Far salire Gesù sulla barca
Il racconto della moltiplicazione dei pani e dei pesci viene riassunto e ripreso all’inizio dell’odierno lezionario con queste parole: «dopo che la folla ebbe mangiato…». Ed ecco che poi si apre una nuova scena, che descrive Gesù quando finalmente riesce a stare da solo per pregare. Ne aveva avuta l’intenzione appena saputo della morte del Battista, ma senza successo, a causa della sua compassione per la folla (cf. Mt 14,14). Ora questa viene davvero congedata, e Gesù sale sul monte, per rimanere in solitudine. Sembra un dettaglio insignificante, ma significa che Gesù non soltanto ha avuto attenzione agli altri, ma è stato anche e soprattutto attento al dialogo col Padre: ugualmente.
La scena poi si sposta da Gesù ai suoi discepoli, ovvero dal monte – dove Gesù si trova – al lago di Galilea, dove questi invece stanno. Non sappiamo perché i discepoli siano ancora lì. Stanno pescando? Anche se siamo abituati a questa scena, il nostro testo non lo lascia pensare; infatti i vangeli dicono che la ragione della traversata è per precedere Gesù sull’altra sponda (cf. Mt 14,22). Ma se ormai al termine della notte i discepoli non sono ancora arrivati, qualcosa non deve aver funzionato. Solo al versetto 24 apprendiamo cosa è accaduto: il vento contrario ha impedito ai discepoli di raggiungere la riva. Chi è stato a Tiberiade, la città ora più importante del lago di Galilea, sa che i pescatori del luogo, anche quelli più esperti, temono gli improvvisi cambiamenti del lago. Il vento che soffia, anche d’estate e soprattutto di pomeriggio o di sera, in modo forte e pericoloso: onde alte, tempeste improvvise, sono registrate anche in altri racconti evangelici (cf. Mt 8,24 = Mc 4,37).

■ MATERIALE DI PARTENZA:
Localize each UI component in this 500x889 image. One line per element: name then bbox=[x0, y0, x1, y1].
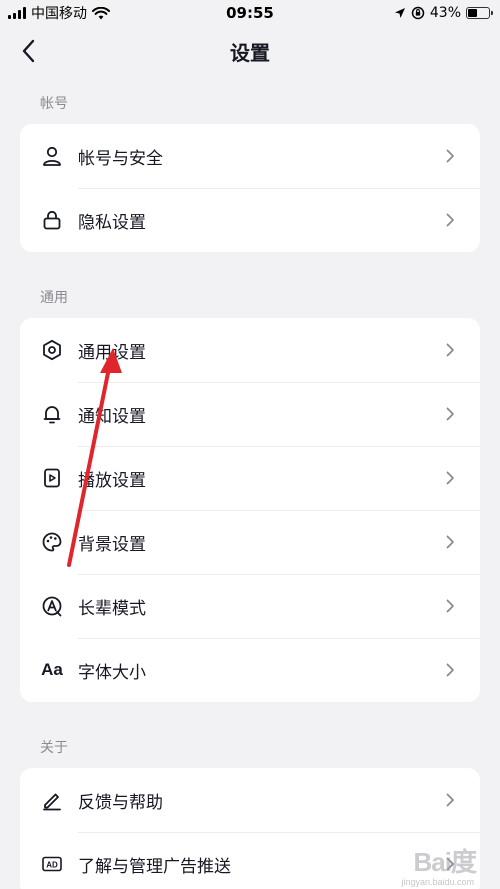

■ CONSEGNA: Nel commento sulla traversata dei discepoli nel lago di Galilea, per quale motivo si esclude che i discepoli stessero pescando? Risponda in una o due frasi.

■ RISPOSTA: Il testo non lo lascia pensare perché i vangeli indicano che la traversata aveva lo scopo di precedere Gesù sull'altra sponda (cf. Mt 14,22).